### Supplied data
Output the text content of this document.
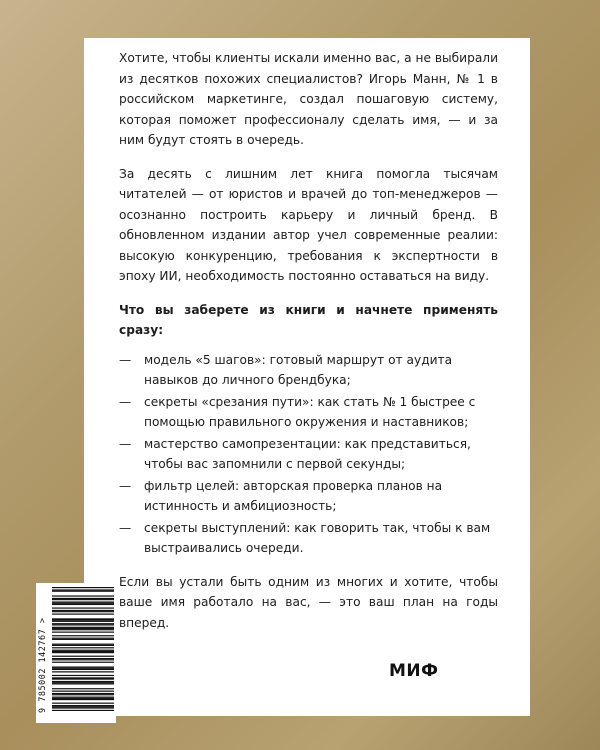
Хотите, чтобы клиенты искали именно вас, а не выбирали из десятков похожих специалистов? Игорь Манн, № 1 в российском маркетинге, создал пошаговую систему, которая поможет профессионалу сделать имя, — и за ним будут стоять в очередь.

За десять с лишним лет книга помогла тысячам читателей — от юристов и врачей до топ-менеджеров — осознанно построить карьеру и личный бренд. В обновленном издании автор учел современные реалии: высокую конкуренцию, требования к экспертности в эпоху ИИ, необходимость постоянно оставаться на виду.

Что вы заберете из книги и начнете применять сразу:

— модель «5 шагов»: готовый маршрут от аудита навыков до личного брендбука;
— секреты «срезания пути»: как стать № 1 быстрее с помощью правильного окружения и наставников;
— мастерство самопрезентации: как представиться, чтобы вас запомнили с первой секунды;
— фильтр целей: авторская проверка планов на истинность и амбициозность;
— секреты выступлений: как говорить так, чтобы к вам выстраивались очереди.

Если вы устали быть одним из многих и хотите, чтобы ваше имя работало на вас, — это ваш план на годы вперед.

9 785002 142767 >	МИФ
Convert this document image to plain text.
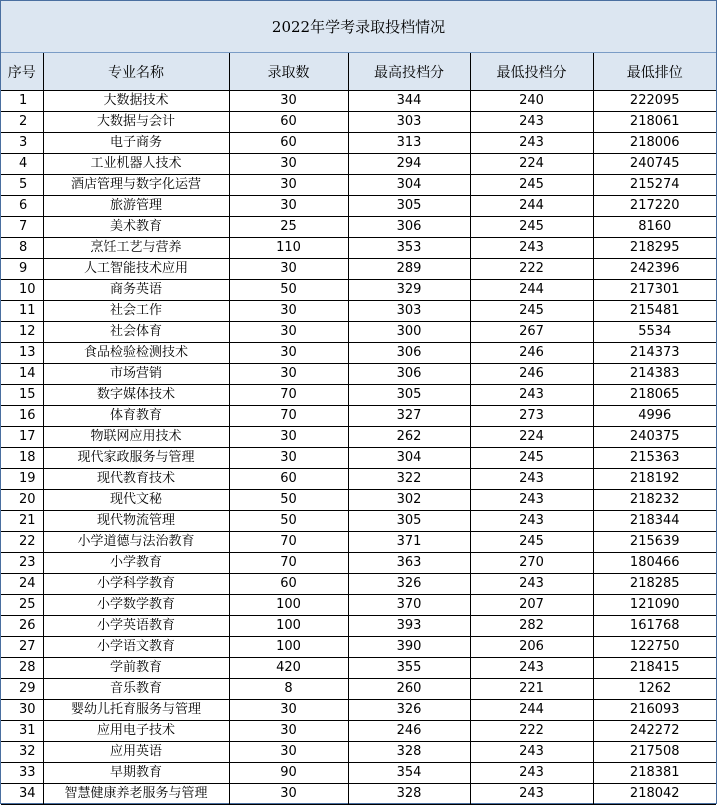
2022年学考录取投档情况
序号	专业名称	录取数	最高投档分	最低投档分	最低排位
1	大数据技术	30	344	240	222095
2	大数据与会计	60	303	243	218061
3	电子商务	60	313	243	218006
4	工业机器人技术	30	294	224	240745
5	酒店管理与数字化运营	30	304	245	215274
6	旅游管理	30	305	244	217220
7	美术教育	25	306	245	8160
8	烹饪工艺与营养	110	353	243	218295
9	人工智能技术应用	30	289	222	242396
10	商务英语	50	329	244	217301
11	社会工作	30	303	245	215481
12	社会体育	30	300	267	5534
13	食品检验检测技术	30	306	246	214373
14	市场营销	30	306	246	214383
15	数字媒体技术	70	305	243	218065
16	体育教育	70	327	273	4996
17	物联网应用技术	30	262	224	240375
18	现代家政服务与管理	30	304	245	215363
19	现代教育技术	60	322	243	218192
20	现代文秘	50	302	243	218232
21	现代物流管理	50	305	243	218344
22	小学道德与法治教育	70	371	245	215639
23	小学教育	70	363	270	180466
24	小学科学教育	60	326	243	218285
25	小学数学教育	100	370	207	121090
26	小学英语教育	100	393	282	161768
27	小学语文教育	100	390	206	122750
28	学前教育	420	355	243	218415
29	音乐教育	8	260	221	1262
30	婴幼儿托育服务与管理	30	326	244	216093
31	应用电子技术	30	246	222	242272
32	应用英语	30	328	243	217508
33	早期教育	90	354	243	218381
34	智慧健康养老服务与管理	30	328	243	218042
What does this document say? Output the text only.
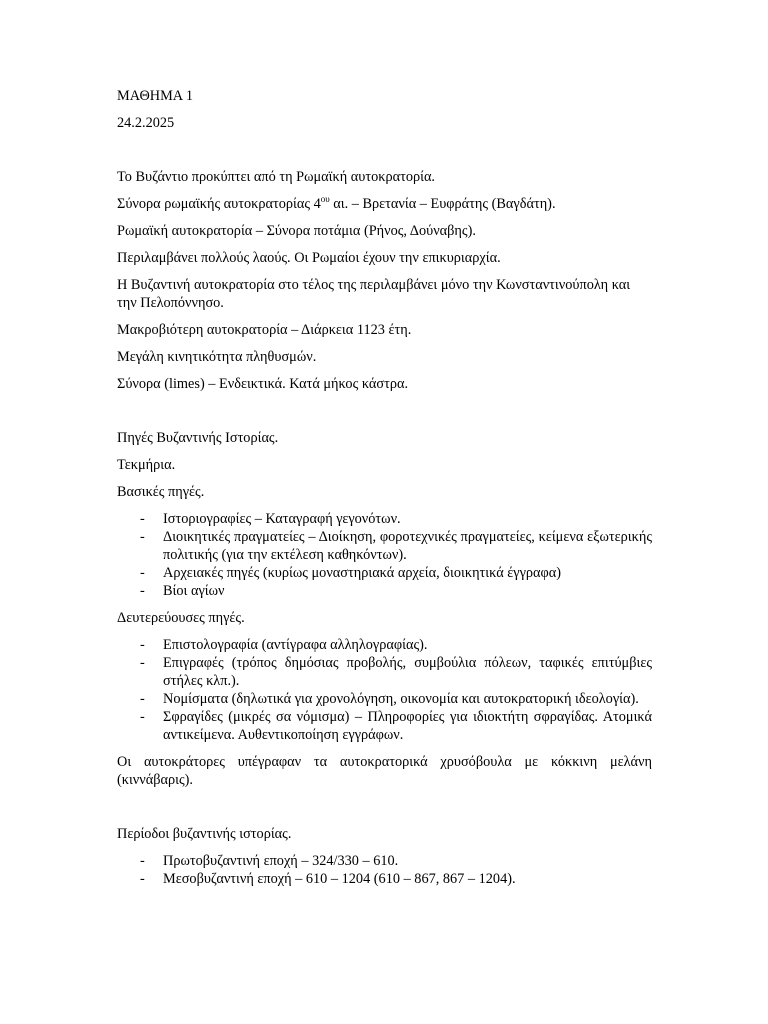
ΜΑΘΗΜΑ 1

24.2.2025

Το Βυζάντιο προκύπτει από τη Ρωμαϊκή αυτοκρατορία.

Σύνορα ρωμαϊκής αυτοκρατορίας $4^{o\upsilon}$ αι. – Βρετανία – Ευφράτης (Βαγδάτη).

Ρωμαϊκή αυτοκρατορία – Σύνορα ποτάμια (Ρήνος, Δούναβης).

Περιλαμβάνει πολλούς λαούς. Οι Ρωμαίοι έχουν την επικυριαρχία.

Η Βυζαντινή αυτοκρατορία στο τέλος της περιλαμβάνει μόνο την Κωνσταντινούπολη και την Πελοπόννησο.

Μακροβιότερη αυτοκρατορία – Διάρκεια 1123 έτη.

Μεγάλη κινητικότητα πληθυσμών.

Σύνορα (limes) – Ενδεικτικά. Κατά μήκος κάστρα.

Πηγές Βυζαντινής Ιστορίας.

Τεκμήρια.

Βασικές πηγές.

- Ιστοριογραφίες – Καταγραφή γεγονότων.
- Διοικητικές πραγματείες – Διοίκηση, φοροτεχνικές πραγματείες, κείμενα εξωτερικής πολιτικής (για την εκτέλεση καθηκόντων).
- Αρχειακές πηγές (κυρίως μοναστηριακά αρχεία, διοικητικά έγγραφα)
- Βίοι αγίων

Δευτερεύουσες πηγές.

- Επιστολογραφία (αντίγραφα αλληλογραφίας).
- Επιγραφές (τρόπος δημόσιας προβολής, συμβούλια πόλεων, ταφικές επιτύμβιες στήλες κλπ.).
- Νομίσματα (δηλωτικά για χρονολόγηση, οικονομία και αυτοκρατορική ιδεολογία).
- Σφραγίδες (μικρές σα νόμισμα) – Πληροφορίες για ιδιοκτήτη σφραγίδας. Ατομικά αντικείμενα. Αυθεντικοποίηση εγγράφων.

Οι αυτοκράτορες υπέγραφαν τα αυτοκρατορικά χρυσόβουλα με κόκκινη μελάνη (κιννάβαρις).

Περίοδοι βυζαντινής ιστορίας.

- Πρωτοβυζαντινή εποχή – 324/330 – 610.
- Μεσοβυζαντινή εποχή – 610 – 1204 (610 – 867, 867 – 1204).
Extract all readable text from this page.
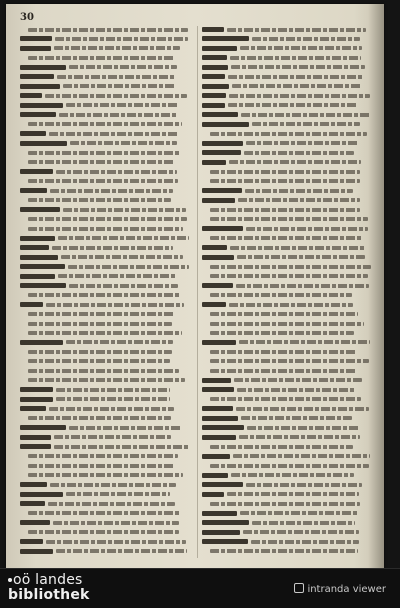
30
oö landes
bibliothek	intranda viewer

* * *

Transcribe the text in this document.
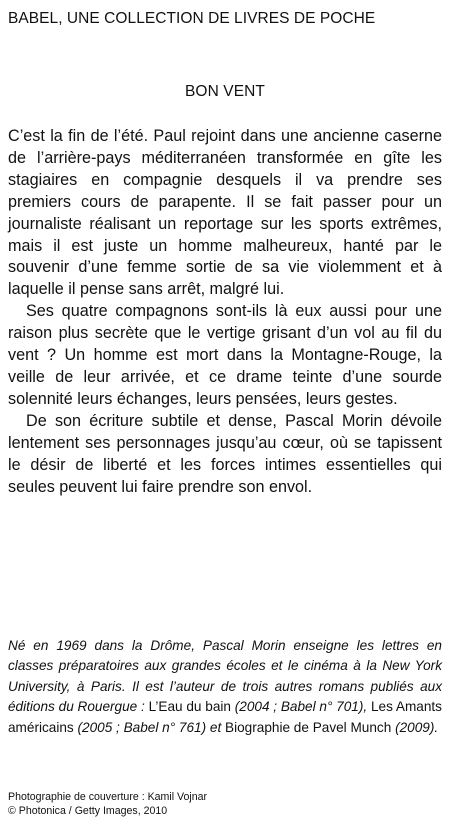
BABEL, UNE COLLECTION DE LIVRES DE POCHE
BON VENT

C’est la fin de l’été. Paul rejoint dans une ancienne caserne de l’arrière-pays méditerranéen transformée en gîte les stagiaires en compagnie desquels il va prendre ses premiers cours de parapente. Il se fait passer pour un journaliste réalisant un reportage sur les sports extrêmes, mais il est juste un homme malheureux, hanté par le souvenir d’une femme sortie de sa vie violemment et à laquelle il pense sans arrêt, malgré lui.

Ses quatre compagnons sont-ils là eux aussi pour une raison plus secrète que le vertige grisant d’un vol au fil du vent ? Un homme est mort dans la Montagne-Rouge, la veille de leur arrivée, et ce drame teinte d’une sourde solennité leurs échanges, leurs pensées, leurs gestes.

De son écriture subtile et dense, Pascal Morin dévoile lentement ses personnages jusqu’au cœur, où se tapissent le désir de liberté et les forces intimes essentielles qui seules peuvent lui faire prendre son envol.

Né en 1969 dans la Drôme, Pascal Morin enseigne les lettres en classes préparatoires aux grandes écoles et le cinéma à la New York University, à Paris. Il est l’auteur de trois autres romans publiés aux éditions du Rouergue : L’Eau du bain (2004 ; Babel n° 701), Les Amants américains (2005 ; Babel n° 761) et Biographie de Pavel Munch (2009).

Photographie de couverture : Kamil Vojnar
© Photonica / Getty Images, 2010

### Your task
Find the word "this" and list each line it appears in.

### Answer to the task
Output the text content of this document.
Convert this document image to plain text.
What does this document say? Output the text only.
Extract all readable text from this page.
Transcribe the text in this document.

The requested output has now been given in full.